Direction - Reproduce the stretch from the start of the records through the line containing "sidebar-item[interactable]: Microphone: [2, 236, 374, 287]", swapping "Privacy Statement" for "Privacy Policy" and leaving everything else unchanged.

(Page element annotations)
START
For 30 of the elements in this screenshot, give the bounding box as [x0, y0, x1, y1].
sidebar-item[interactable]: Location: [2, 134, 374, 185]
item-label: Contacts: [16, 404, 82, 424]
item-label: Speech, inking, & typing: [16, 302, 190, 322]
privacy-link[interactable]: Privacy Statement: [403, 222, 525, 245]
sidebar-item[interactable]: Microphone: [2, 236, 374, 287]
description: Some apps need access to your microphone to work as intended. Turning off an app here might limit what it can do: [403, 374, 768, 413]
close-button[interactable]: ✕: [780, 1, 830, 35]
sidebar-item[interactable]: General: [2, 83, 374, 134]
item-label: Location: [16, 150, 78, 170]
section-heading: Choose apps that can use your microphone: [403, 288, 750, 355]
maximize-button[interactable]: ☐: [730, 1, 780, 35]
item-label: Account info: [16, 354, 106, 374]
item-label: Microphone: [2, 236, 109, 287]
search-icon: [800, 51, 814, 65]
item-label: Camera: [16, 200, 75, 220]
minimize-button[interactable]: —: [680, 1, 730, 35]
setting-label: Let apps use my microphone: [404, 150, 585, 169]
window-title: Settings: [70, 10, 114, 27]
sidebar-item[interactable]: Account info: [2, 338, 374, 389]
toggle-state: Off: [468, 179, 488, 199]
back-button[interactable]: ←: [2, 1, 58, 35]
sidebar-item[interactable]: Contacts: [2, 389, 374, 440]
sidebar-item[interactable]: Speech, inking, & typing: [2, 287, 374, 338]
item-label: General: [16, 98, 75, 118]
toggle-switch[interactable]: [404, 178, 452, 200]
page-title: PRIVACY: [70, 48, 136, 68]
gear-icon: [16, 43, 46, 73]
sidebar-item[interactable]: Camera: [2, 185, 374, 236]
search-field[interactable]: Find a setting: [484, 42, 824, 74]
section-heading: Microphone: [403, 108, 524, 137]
END
Solved problem -
For 30 of the elements in this screenshot, give the bounding box as [x0, y0, x1, y1].
sidebar-item[interactable]: Location: [2, 134, 374, 185]
item-label: Contacts: [16, 404, 82, 424]
item-label: Speech, inking, & typing: [16, 302, 190, 322]
privacy-link[interactable]: Privacy Policy: [403, 222, 525, 245]
sidebar-item[interactable]: Microphone: [2, 236, 374, 287]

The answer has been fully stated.